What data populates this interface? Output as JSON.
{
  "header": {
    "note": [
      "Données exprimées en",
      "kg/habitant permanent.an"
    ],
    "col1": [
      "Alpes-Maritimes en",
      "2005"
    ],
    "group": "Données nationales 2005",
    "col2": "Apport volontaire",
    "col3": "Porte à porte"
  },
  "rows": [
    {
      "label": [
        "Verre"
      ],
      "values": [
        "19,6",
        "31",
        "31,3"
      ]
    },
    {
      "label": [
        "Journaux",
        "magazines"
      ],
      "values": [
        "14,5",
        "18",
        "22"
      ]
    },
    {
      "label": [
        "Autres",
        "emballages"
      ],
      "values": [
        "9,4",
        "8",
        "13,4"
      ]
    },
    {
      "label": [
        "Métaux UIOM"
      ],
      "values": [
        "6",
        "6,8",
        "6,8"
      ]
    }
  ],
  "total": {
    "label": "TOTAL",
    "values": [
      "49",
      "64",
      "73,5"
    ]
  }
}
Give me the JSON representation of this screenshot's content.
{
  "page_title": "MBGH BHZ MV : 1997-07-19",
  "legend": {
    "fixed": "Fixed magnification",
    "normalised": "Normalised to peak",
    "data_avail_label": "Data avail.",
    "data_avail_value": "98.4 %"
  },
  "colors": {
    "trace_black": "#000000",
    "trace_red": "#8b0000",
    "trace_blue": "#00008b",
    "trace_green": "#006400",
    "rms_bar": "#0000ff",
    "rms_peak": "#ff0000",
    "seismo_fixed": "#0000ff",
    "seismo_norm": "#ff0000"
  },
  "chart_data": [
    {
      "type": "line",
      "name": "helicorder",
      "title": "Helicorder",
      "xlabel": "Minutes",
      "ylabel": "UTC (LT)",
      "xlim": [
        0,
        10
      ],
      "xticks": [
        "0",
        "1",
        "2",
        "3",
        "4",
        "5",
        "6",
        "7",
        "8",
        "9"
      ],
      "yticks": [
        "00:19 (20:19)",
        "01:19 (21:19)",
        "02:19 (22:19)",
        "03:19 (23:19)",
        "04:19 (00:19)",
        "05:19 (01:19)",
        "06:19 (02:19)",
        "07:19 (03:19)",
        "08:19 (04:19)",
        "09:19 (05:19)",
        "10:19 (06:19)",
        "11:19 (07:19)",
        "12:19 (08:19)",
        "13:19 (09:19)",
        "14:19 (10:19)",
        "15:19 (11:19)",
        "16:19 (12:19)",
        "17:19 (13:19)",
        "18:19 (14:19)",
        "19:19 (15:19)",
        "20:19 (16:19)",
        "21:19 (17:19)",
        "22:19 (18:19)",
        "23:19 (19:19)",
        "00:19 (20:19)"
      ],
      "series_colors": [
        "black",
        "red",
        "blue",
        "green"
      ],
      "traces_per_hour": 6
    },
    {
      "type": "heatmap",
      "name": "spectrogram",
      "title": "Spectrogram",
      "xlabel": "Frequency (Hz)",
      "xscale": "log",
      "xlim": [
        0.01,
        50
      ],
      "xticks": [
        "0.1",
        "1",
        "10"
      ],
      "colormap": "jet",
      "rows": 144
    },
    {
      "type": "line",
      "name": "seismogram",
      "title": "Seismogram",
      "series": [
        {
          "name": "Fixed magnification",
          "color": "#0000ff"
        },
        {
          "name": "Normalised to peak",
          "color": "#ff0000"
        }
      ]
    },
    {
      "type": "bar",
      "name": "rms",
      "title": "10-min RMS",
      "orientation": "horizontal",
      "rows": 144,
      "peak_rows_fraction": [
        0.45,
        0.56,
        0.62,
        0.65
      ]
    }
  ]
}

Task requirements — All of the records must be repeated exactly.

Output for this task —
What data populates this interface? Output as JSON.
{
  "header": {
    "note": [
      "Données exprimées en",
      "kg/habitant permanent.an"
    ],
    "col1": [
      "Alpes-Maritimes en",
      "2005"
    ],
    "group": "Données nationales 2005",
    "col2": "Apport volontaire",
    "col3": "Porte à porte"
  },
  "rows": [
    {
      "label": [
        "Verre"
      ],
      "values": [
        "19,6",
        "31",
        "31,3"
      ]
    },
    {
      "label": [
        "Journaux",
        "magazines"
      ],
      "values": [
        "14,5",
        "18",
        "22"
      ]
    },
    {
      "label": [
        "Autres",
        "emballages"
      ],
      "values": [
        "9,4",
        "8",
        "13,4"
      ]
    },
    {
      "label": [
        "Métaux UIOM"
      ],
      "values": [
        "6",
        "6,8",
        "6,8"
      ]
    }
  ],
  "total": {
    "label": "TOTAL",
    "values": [
      "49",
      "64",
      "73,5"
    ]
  }
}
Give me the JSON representation of this screenshot's content.
{
  "page_title": "MBGH BHZ MV : 1997-07-19",
  "legend": {
    "fixed": "Fixed magnification",
    "normalised": "Normalised to peak",
    "data_avail_label": "Data avail.",
    "data_avail_value": "98.4 %"
  },
  "colors": {
    "trace_black": "#000000",
    "trace_red": "#8b0000",
    "trace_blue": "#00008b",
    "trace_green": "#006400",
    "rms_bar": "#0000ff",
    "rms_peak": "#ff0000",
    "seismo_fixed": "#0000ff",
    "seismo_norm": "#ff0000"
  },
  "chart_data": [
    {
      "type": "line",
      "name": "helicorder",
      "title": "Helicorder",
      "xlabel": "Minutes",
      "ylabel": "UTC (LT)",
      "xlim": [
        0,
        10
      ],
      "xticks": [
        "0",
        "1",
        "2",
        "3",
        "4",
        "5",
        "6",
        "7",
        "8",
        "9"
      ],
      "yticks": [
        "00:19 (20:19)",
        "01:19 (21:19)",
        "02:19 (22:19)",
        "03:19 (23:19)",
        "04:19 (00:19)",
        "05:19 (01:19)",
        "06:19 (02:19)",
        "07:19 (03:19)",
        "08:19 (04:19)",
        "09:19 (05:19)",
        "10:19 (06:19)",
        "11:19 (07:19)",
        "12:19 (08:19)",
        "13:19 (09:19)",
        "14:19 (10:19)",
        "15:19 (11:19)",
        "16:19 (12:19)",
        "17:19 (13:19)",
        "18:19 (14:19)",
        "19:19 (15:19)",
        "20:19 (16:19)",
        "21:19 (17:19)",
        "22:19 (18:19)",
        "23:19 (19:19)",
        "00:19 (20:19)"
      ],
      "series_colors": [
        "black",
        "red",
        "blue",
        "green"
      ],
      "traces_per_hour": 6
    },
    {
      "type": "heatmap",
      "name": "spectrogram",
      "title": "Spectrogram",
      "xlabel": "Frequency (Hz)",
      "xscale": "log",
      "xlim": [
        0.01,
        50
      ],
      "xticks": [
        "0.1",
        "1",
        "10"
      ],
      "colormap": "jet",
      "rows": 144
    },
    {
      "type": "line",
      "name": "seismogram",
      "title": "Seismogram",
      "series": [
        {
          "name": "Fixed magnification",
          "color": "#0000ff"
        },
        {
          "name": "Normalised to peak",
          "color": "#ff0000"
        }
      ]
    },
    {
      "type": "bar",
      "name": "rms",
      "title": "10-min RMS",
      "orientation": "horizontal",
      "rows": 144,
      "peak_rows_fraction": [
        0.45,
        0.56,
        0.62,
        0.65
      ]
    }
  ]
}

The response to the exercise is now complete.